Problem details: Copy out each line of the material below that holds the string "trees".

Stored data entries
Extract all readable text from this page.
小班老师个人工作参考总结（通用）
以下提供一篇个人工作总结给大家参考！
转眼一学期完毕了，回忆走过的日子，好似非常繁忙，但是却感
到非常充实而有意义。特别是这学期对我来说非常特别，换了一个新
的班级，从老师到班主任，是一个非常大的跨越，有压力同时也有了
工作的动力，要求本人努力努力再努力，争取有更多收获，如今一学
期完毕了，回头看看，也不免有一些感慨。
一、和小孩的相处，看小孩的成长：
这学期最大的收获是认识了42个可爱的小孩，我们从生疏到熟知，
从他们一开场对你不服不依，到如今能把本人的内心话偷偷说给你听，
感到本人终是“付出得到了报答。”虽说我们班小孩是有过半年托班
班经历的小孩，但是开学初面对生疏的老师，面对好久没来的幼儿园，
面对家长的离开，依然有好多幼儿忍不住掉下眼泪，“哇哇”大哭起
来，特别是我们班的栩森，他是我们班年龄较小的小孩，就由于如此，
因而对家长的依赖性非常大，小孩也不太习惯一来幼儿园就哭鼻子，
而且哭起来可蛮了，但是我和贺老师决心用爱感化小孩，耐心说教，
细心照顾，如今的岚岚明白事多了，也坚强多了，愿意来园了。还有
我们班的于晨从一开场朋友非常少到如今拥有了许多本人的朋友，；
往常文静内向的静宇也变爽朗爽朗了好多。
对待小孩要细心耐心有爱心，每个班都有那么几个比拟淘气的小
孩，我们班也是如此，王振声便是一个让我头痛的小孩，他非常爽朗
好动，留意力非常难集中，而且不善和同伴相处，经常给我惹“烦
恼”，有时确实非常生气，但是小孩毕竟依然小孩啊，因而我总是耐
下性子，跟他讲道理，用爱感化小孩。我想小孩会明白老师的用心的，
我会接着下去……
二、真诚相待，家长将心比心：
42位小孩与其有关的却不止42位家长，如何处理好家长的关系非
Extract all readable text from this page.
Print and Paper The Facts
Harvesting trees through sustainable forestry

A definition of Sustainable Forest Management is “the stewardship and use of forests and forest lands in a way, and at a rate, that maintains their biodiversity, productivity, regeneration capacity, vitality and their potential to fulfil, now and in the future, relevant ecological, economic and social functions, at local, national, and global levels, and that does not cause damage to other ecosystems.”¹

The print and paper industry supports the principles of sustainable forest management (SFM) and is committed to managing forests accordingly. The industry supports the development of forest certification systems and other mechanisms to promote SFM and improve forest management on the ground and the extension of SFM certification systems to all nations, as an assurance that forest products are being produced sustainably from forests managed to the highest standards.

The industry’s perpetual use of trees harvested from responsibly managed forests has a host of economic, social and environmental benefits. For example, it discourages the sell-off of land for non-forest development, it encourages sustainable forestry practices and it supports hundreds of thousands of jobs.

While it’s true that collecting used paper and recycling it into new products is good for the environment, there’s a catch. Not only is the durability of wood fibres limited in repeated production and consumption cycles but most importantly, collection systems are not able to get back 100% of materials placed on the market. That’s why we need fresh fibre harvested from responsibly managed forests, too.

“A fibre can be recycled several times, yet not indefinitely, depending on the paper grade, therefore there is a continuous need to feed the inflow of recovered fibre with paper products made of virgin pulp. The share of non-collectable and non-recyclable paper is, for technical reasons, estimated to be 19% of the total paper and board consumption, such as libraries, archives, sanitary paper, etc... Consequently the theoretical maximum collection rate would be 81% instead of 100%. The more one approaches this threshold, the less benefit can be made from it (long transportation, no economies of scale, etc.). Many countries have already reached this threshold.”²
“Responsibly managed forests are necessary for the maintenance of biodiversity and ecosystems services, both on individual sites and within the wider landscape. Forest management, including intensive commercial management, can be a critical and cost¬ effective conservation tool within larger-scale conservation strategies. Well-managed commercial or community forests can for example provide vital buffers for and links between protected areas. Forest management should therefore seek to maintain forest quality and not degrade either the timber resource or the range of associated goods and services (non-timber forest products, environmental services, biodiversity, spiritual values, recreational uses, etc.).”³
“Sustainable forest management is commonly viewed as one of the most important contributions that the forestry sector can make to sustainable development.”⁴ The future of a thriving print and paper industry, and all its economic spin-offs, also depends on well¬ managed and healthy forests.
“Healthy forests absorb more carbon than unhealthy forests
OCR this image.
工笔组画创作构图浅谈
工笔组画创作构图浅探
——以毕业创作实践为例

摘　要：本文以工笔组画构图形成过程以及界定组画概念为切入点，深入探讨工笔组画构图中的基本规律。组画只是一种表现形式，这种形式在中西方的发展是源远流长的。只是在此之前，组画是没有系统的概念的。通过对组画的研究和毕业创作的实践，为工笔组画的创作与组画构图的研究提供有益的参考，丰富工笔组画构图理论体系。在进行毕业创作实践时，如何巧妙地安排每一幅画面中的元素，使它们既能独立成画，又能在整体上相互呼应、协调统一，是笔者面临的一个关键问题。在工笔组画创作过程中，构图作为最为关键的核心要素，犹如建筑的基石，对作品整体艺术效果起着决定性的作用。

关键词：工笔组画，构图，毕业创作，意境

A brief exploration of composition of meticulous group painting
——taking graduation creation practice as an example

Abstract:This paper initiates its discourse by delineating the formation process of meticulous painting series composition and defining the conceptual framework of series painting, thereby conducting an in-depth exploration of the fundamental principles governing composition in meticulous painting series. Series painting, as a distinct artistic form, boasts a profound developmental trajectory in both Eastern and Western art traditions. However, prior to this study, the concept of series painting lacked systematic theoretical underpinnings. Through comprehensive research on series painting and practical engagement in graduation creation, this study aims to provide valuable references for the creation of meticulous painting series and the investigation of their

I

In response:
Harvesting trees through sustainable forestry
The industry’s perpetual use of trees harvested from responsibly managed forests has a host of economic, social and environmental benefits. For example, it discourages the sell-off of land for non-forest development, it encourages sustainable forestry practices and it supports hundreds of thousands of jobs.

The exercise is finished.